**Written request 1**
Retype the passage from the Gruenberg remarks word for word, starting at "Last Updated: September" and ending at "FDIC this year.".
**Written request 2**
For each statement, say yes or no according to the Gruenberg remarks, and quote the words of the remarks that decide it: (a) Signature Bank was closed by the California Department of Financial Protection and Innovation. (b) The FDIC Board established the Division of Research and Statistics in 1934. (c) JPMorgan Chase Bank took on all of First Republic Bank's deposits.
**Written request 3**
Proceed with the FDIC Chairman's conference remarks on bank failures, writing on from the last sentence shown.

── Extract

Remarks by FDIC Chairman Martin J. Gruenberg to The 22nd Annual Bank Research Conference Sponsored by the FDIC’s Center for Financial Research

Last Updated: September 28, 2023

Introduction

Good afternoon. I hope you are enjoying the 22nd annual Bank Research Conference. It is my pleasure to address you here today at the first fully-in-person Bank Research Conference since 2019. We are also celebrating the 90th anniversary of the establishment of the FDIC this year.

The Bank Research Conference is an example of the important role that research has played at the FDIC since it was established by the Banking Act of 1933.  In fact, in the FDIC’s first full year of operation in 1934, the FDIC Board established the Division of Research and Statistics. During that first year and amid extraordinary banking stress, the Division developed data on the condition of 93 percent of licensed commercial banks in the United States, conducted a study of depositor losses from 1865 to 1934, and analyzed efforts to stabilize the banking system. Ninety years later, the FDIC remains reliant on and committed to high quality bank data, analysis, and research to inform our important work in maintaining the stability of the banking system and financial sector.

Bank Failures

As I am sure this audience is aware, on March 10, 2023, Silicon Valley Bank (SVB), Santa Clara, California, with $209 billion in assets at year-end 2022 and a 90 percent reliance on uninsured deposits, was closed by the California Department of Financial Protection and Innovation (CADFPI), which appointed the FDIC as receiver. The failure of SVB, combined with an announcement by Silvergate Bank two days earlier that it would wind down operations and voluntarily liquidate, signaled the possibility of a contagion effect on other banks. Consistent with contagion concerns, on Sunday, March 12, 2023, just two days after the failure of SVB, another institution, Signature Bank, New York, New York, with $110 billion in assets at year-end 2022 and also a nearly 90 percent reliance on uninsured deposits, was closed by the New York State Department of Financial Services (NYSDFS), which also appointed the FDIC as receiver. Amid signs of stress at other institutions, concerns grew about further contagion and economic spillovers.

After careful analysis and deliberation, the Boards of the FDIC and the Federal Reserve voted unanimously to recommend, and the Treasury Secretary, in consultation with the President, determined that the FDIC could use emergency systemic risk authorities under the Federal Deposit Insurance Act (FDI Act) to fully protect all depositors, including uninsured depositors, in the resolution of SVB and Signature Bank.

Less than two months later, on May 1, 2023, First Republic Bank, San Francisco, California, was closed by the California Department of Financial Protection and Innovation (CADFPI), which appointed the FDIC as receiver. At year-end 2022, First Republic Bank held $213 billion in assets and had a nearly 70 percent reliance on uninsured deposits. Unlike Silicon Valley Bank and Signature Bank, First Republic Bank was resolved via a purchase and assumption agreement by JPMorgan Chase Bank, National Association, Columbus, Ohio which assumed all of the failed bank’s deposits and substantially all of the assets. Since this was a least cost bid, there was no need to consider exercising a systemic risk exception.

────
── Excerpted records

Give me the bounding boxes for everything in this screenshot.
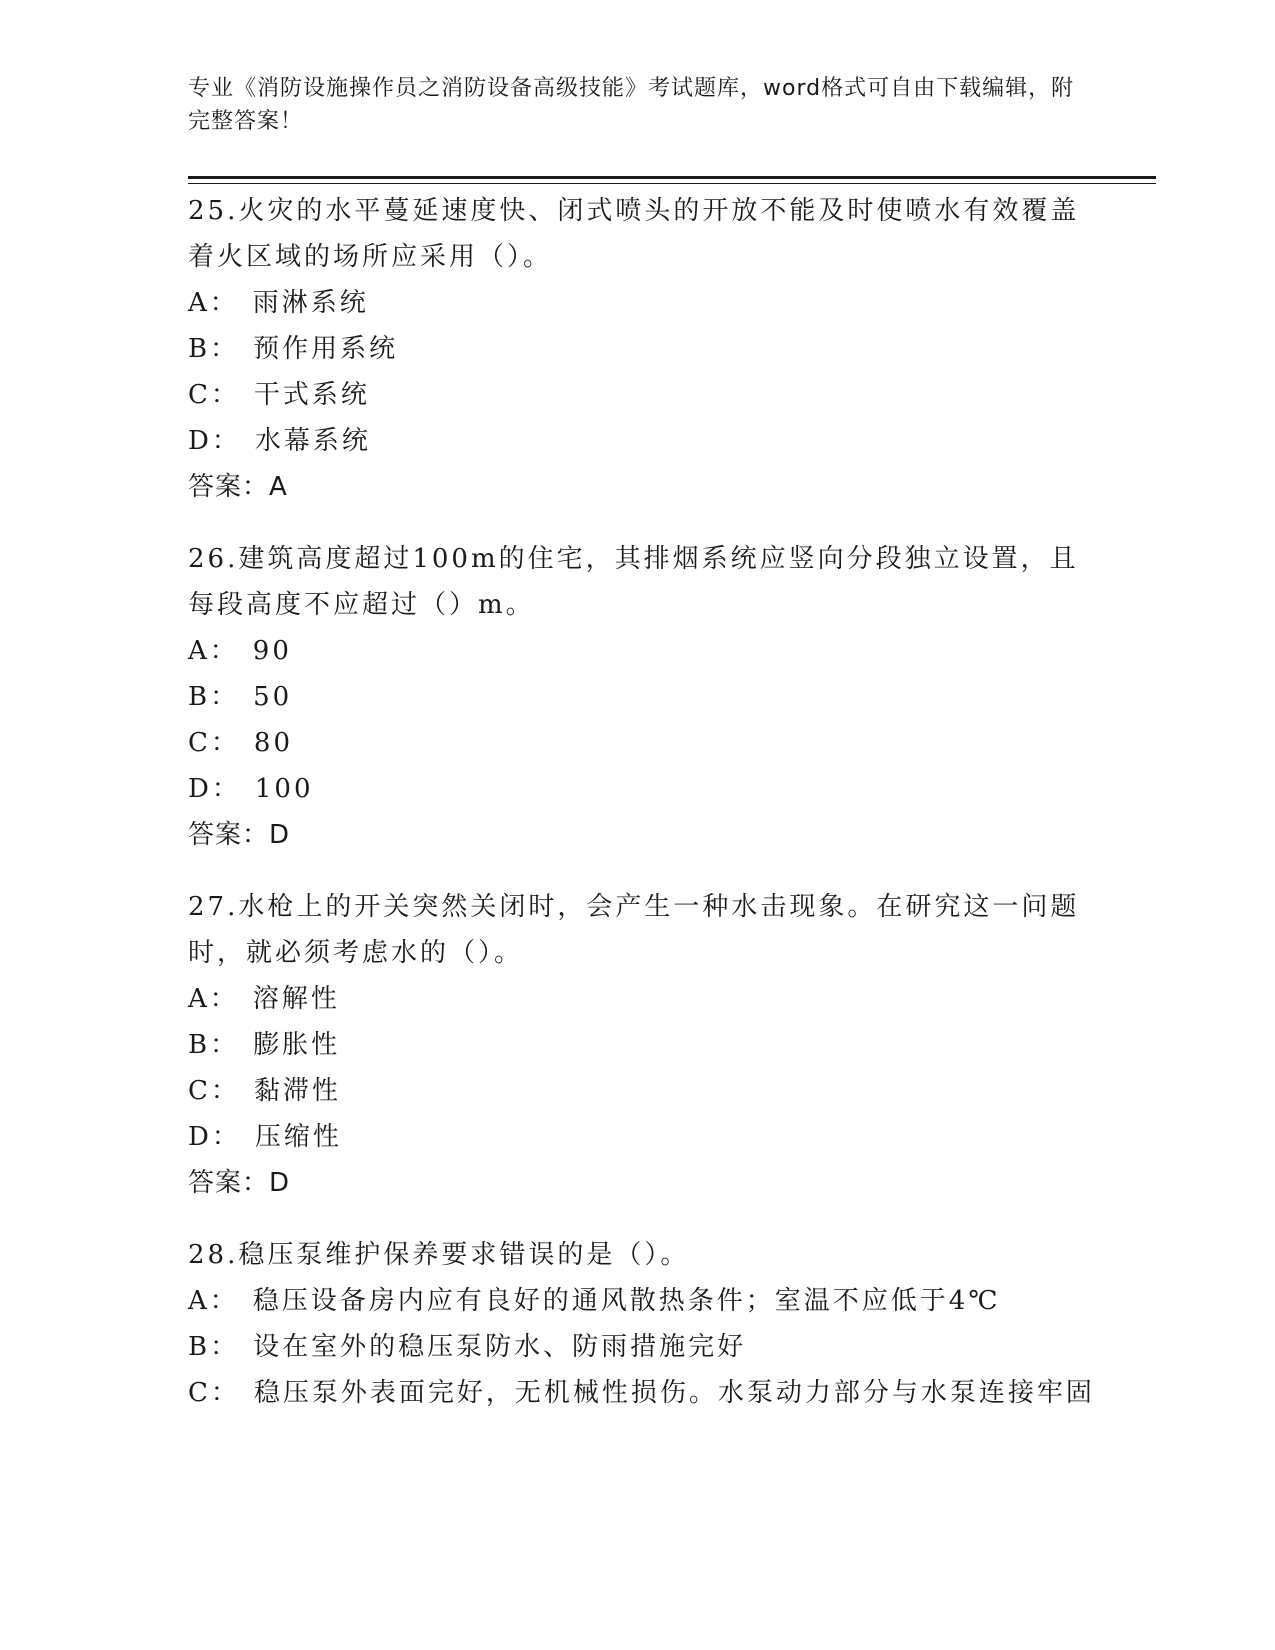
option-b — [188, 674, 1088, 720]
option-key: D： — [188, 774, 241, 804]
option-key: B： — [188, 1030, 240, 1060]
option-c — [188, 372, 1088, 418]
option-text: 预作用系统 — [253, 334, 399, 364]
answer-line: 答案：A — [188, 472, 288, 502]
document-header: 专业《消防设施操作员之消防设备高级技能》考试题库，word格式可自由下载编辑，附完整答案！ — [188, 76, 1075, 134]
option-a — [188, 1278, 1088, 1324]
answer-line: 答案：D — [188, 820, 291, 850]
option-text: 稳压泵外表面完好，无机械性损伤。水泵动力部分与水泵连接牢固 — [253, 1378, 1095, 1408]
option-text: 黏滞性 — [253, 1076, 341, 1106]
option-text: 溶解性 — [252, 984, 340, 1014]
question-stem: 25.火灾的水平蔓延速度快、闭式喷头的开放不能及时使喷水有效覆盖着火区域的场所应采用（）。 — [188, 196, 1080, 272]
option-key: B： — [188, 682, 240, 712]
header-divider-thick — [188, 176, 1156, 179]
option-key: C： — [188, 1076, 240, 1106]
option-key: B： — [188, 1332, 240, 1362]
option-key: C： — [188, 380, 240, 410]
question-26 — [188, 536, 1088, 858]
option-key: A： — [188, 636, 239, 666]
option-b — [188, 1324, 1088, 1370]
option-c — [188, 1068, 1088, 1114]
option-key: A： — [188, 288, 239, 318]
option-d — [188, 766, 1088, 812]
option-key: A： — [188, 1286, 239, 1316]
option-text: 90 — [252, 636, 292, 666]
question-25 — [188, 188, 1088, 510]
option-key: A： — [188, 984, 239, 1014]
option-c — [188, 1370, 1095, 1416]
option-text: 100 — [254, 774, 314, 804]
option-a — [188, 628, 1088, 674]
option-text: 压缩性 — [254, 1122, 342, 1152]
question-28 — [188, 1232, 1095, 1416]
question-27 — [188, 884, 1088, 1206]
option-text: 80 — [253, 728, 293, 758]
option-b — [188, 1022, 1088, 1068]
option-key: C： — [188, 1378, 240, 1408]
question-list — [188, 188, 1095, 1442]
option-d — [188, 418, 1088, 464]
option-c — [188, 720, 1088, 766]
option-a — [188, 976, 1088, 1022]
option-a — [188, 280, 1088, 326]
option-d — [188, 1114, 1088, 1160]
option-text: 稳压设备房内应有良好的通风散热条件；室温不应低于4℃ — [252, 1286, 1001, 1316]
option-text: 50 — [253, 682, 293, 712]
option-key: C： — [188, 728, 240, 758]
question-stem: 28.稳压泵维护保养要求错误的是（）。 — [188, 1240, 690, 1270]
option-key: B： — [188, 334, 240, 364]
option-key: D： — [188, 426, 241, 456]
option-key: D： — [188, 1122, 241, 1152]
option-text: 膨胀性 — [253, 1030, 341, 1060]
header-divider-thin — [188, 183, 1156, 184]
option-text: 水幕系统 — [254, 426, 371, 456]
answer-line: 答案：D — [188, 1168, 291, 1198]
question-stem: 27.水枪上的开关突然关闭时，会产生一种水击现象。在研究这一问题时，就必须考虑水的（）。 — [188, 892, 1080, 968]
option-text: 雨淋系统 — [252, 288, 369, 318]
option-text: 干式系统 — [253, 380, 370, 410]
option-b — [188, 326, 1088, 372]
option-text: 设在室外的稳压泵防水、防雨措施完好 — [253, 1332, 747, 1362]
question-stem: 26.建筑高度超过100m的住宅，其排烟系统应竖向分段独立设置，且每段高度不应超过（）m。 — [188, 544, 1079, 620]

────

**Written response 1**
Last Updated: September 28, 2023

Introduction

Good afternoon. I hope you are enjoying the 22nd annual Bank Research Conference. It is my pleasure to address you here today at the first fully-in-person Bank Research Conference since 2019. We are also celebrating the 90th anniversary of the establishment of the FDIC this year.

**Written response 2**
(a) No: "was closed by the New York State Department of Financial Services (NYSDFS)"
(b) Yes: "in the FDIC’s first full year of operation in 1934, the FDIC Board established the Division of Research and Statistics"
(c) Yes: "which assumed all of the failed bank’s deposits"

**Written response 3**
The bank failures of 2023 have prompted a number of important policy discussions. These policy discussions have already benefitted from the existing body of research. We hope that your discussions at this Conference will prompt further research to inform consideration of these issues.

Among the policy issues is the role of uninsured deposits in the banking system. As I mentioned, SVB, Signature, and First Republic were primarily funded by uninsured deposits, which made them more susceptible to runs. It is important to reexamine the stability of uninsured deposits in the wake of these bank failures and the role that regulation and supervision may play in mitigating the liquidity risks.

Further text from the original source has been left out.